**WHAT IS NEEDED:** How many lines of the material below contain the string "позже"? Answer with the number and nothing else.

Data listing:
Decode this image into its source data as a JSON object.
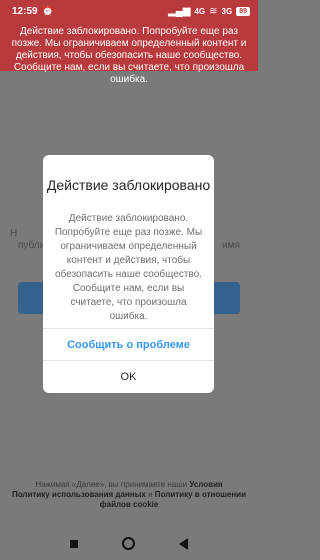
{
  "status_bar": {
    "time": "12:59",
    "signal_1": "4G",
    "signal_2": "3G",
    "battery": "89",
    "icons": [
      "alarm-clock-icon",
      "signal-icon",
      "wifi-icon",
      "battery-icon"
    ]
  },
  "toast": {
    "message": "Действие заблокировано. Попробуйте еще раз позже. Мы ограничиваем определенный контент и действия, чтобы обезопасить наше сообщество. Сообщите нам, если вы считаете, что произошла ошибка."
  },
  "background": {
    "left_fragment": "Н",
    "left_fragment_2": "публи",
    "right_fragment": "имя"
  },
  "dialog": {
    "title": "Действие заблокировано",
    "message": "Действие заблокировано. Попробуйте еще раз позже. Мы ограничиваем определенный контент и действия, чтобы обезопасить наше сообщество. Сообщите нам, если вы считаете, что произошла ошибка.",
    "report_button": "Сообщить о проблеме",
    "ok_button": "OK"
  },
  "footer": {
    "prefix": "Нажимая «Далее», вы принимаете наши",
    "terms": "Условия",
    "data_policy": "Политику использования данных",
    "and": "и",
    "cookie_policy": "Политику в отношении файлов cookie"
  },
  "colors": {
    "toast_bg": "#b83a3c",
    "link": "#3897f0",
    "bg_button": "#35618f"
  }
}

==

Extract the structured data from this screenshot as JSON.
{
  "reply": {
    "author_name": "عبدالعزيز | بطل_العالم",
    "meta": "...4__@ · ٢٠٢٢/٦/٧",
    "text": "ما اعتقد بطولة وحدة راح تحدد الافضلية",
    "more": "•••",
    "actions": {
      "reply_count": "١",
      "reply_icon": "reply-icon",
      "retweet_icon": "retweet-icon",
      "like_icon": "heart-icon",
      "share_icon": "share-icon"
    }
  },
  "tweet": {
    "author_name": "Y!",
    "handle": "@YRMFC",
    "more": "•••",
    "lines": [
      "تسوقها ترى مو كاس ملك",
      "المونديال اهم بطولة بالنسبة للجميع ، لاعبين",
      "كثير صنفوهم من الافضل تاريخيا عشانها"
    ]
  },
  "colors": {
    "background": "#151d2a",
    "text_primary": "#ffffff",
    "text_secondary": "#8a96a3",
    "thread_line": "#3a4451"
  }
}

**SOLUTION FOR THIS TASK:** 2